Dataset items
START

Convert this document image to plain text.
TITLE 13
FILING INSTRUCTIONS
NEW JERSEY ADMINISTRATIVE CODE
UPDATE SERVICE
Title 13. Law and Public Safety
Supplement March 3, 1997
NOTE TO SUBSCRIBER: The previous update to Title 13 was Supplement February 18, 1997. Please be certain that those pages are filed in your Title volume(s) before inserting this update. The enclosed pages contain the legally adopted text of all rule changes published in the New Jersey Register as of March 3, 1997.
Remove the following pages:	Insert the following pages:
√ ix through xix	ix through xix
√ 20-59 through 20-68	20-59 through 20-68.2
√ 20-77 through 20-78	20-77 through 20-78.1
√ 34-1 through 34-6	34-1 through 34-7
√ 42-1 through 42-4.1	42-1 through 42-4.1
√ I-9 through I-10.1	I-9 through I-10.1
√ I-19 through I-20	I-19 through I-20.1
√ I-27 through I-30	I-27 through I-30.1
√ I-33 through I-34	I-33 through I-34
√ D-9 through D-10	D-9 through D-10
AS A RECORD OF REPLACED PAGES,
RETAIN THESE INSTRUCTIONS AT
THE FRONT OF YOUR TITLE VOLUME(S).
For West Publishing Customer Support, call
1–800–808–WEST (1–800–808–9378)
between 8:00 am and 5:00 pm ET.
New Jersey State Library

END

Retype the data in full and match it exactly.

Convert this document image to plain text.
TITLE 13
FILING INSTRUCTIONS
NEW JERSEY ADMINISTRATIVE CODE
UPDATE SERVICE
Title 13. Law and Public Safety
Supplement March 3, 1997
NOTE TO SUBSCRIBER: The previous update to Title 13 was Supplement February 18, 1997. Please be certain that those pages are filed in your Title volume(s) before inserting this update. The enclosed pages contain the legally adopted text of all rule changes published in the New Jersey Register as of March 3, 1997.
Remove the following pages:	Insert the following pages:
√ ix through xix	ix through xix
√ 20-59 through 20-68	20-59 through 20-68.2
√ 20-77 through 20-78	20-77 through 20-78.1
√ 34-1 through 34-6	34-1 through 34-7
√ 42-1 through 42-4.1	42-1 through 42-4.1
√ I-9 through I-10.1	I-9 through I-10.1
√ I-19 through I-20	I-19 through I-20.1
√ I-27 through I-30	I-27 through I-30.1
√ I-33 through I-34	I-33 through I-34
√ D-9 through D-10	D-9 through D-10
AS A RECORD OF REPLACED PAGES,
RETAIN THESE INSTRUCTIONS AT
THE FRONT OF YOUR TITLE VOLUME(S).
For West Publishing Customer Support, call
1–800–808–WEST (1–800–808–9378)
between 8:00 am and 5:00 pm ET.
New Jersey State Library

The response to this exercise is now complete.